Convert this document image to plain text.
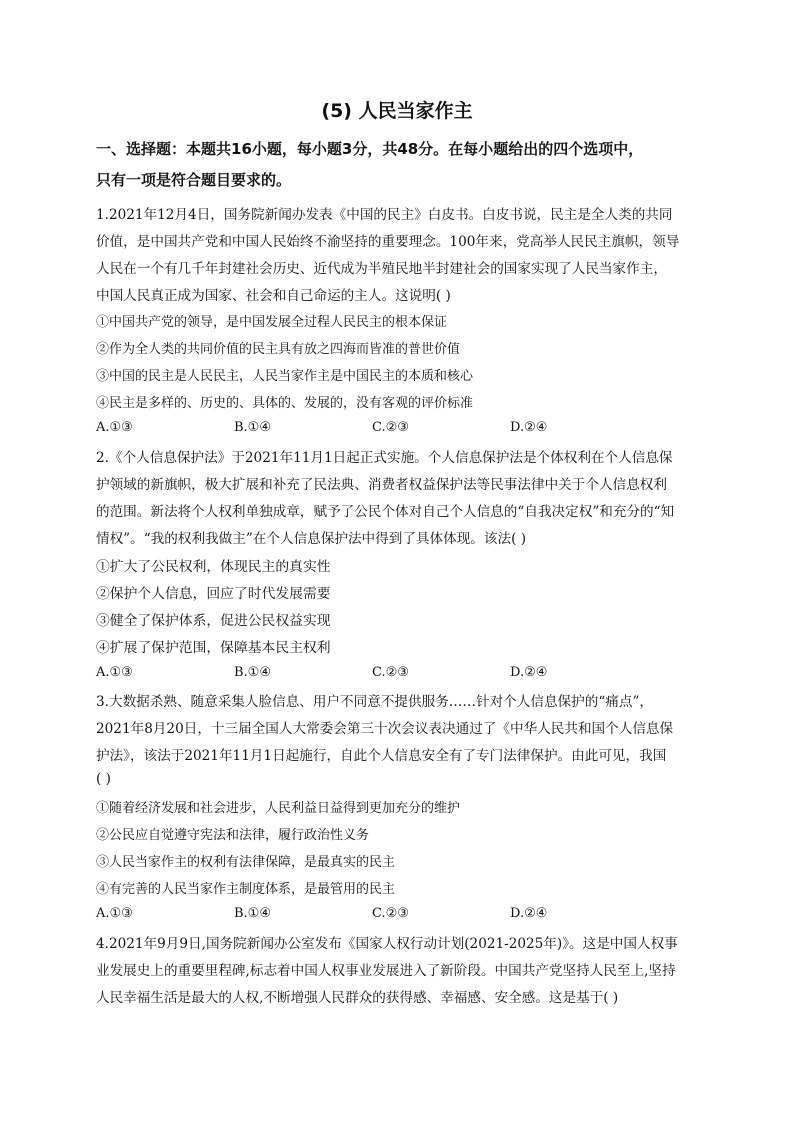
(5) 人民当家作主
一、选择题：本题共16小题，每小题3分，共48分。在每小题给出的四个选项中，
只有一项是符合题目要求的。
1.2021年12月4日，国务院新闻办发表《中国的民主》白皮书。白皮书说，民主是全人类的共同
价值，是中国共产党和中国人民始终不渝坚持的重要理念。100年来，党高举人民民主旗帜，领导
人民在一个有几千年封建社会历史、近代成为半殖民地半封建社会的国家实现了人民当家作主，
中国人民真正成为国家、社会和自己命运的主人。这说明( )
①中国共产党的领导，是中国发展全过程人民民主的根本保证
②作为全人类的共同价值的民主具有放之四海而皆准的普世价值
③中国的民主是人民民主，人民当家作主是中国民主的本质和核心
④民主是多样的、历史的、具体的、发展的，没有客观的评价标准
A.①③	B.①④	C.②③	D.②④
2.《个人信息保护法》于2021年11月1日起正式实施。个人信息保护法是个体权利在个人信息保
护领域的新旗帜，极大扩展和补充了民法典、消费者权益保护法等民事法律中关于个人信息权利
的范围。新法将个人权利单独成章，赋予了公民个体对自己个人信息的“自我决定权”和充分的“知
情权”。“我的权利我做主”在个人信息保护法中得到了具体体现。该法( )
①扩大了公民权利，体现民主的真实性
②保护个人信息，回应了时代发展需要
③健全了保护体系，促进公民权益实现
④扩展了保护范围，保障基本民主权利
A.①③	B.①④	C.②③	D.②④
3.大数据杀熟、随意采集人脸信息、用户不同意不提供服务……针对个人信息保护的“痛点”，
2021年8月20日，十三届全国人大常委会第三十次会议表决通过了《中华人民共和国个人信息保
护法》，该法于2021年11月1日起施行，自此个人信息安全有了专门法律保护。由此可见，我国
( )
①随着经济发展和社会进步，人民利益日益得到更加充分的维护
②公民应自觉遵守宪法和法律，履行政治性义务
③人民当家作主的权利有法律保障，是最真实的民主
④有完善的人民当家作主制度体系，是最管用的民主
A.①③	B.①④	C.②③	D.②④
4.2021年9月9日,国务院新闻办公室发布《国家人权行动计划(2021-2025年)》。这是中国人权事
业发展史上的重要里程碑,标志着中国人权事业发展进入了新阶段。中国共产党坚持人民至上,坚持
人民幸福生活是最大的人权,不断增强人民群众的获得感、幸福感、安全感。这是基于( )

PROBLEM TO SOLVE:
Reproduce the full listing above verbatim, with no pictures included.

EXPECTED ANSWER:
Convert this document image to plain text.
(5) 人民当家作主
一、选择题：本题共16小题，每小题3分，共48分。在每小题给出的四个选项中，
只有一项是符合题目要求的。
1.2021年12月4日，国务院新闻办发表《中国的民主》白皮书。白皮书说，民主是全人类的共同
价值，是中国共产党和中国人民始终不渝坚持的重要理念。100年来，党高举人民民主旗帜，领导
人民在一个有几千年封建社会历史、近代成为半殖民地半封建社会的国家实现了人民当家作主，
中国人民真正成为国家、社会和自己命运的主人。这说明( )
①中国共产党的领导，是中国发展全过程人民民主的根本保证
②作为全人类的共同价值的民主具有放之四海而皆准的普世价值
③中国的民主是人民民主，人民当家作主是中国民主的本质和核心
④民主是多样的、历史的、具体的、发展的，没有客观的评价标准
A.①③	B.①④	C.②③	D.②④
2.《个人信息保护法》于2021年11月1日起正式实施。个人信息保护法是个体权利在个人信息保
护领域的新旗帜，极大扩展和补充了民法典、消费者权益保护法等民事法律中关于个人信息权利
的范围。新法将个人权利单独成章，赋予了公民个体对自己个人信息的“自我决定权”和充分的“知
情权”。“我的权利我做主”在个人信息保护法中得到了具体体现。该法( )
①扩大了公民权利，体现民主的真实性
②保护个人信息，回应了时代发展需要
③健全了保护体系，促进公民权益实现
④扩展了保护范围，保障基本民主权利
A.①③	B.①④	C.②③	D.②④
3.大数据杀熟、随意采集人脸信息、用户不同意不提供服务……针对个人信息保护的“痛点”，
2021年8月20日，十三届全国人大常委会第三十次会议表决通过了《中华人民共和国个人信息保
护法》，该法于2021年11月1日起施行，自此个人信息安全有了专门法律保护。由此可见，我国
( )
①随着经济发展和社会进步，人民利益日益得到更加充分的维护
②公民应自觉遵守宪法和法律，履行政治性义务
③人民当家作主的权利有法律保障，是最真实的民主
④有完善的人民当家作主制度体系，是最管用的民主
A.①③	B.①④	C.②③	D.②④
4.2021年9月9日,国务院新闻办公室发布《国家人权行动计划(2021-2025年)》。这是中国人权事
业发展史上的重要里程碑,标志着中国人权事业发展进入了新阶段。中国共产党坚持人民至上,坚持
人民幸福生活是最大的人权,不断增强人民群众的获得感、幸福感、安全感。这是基于( )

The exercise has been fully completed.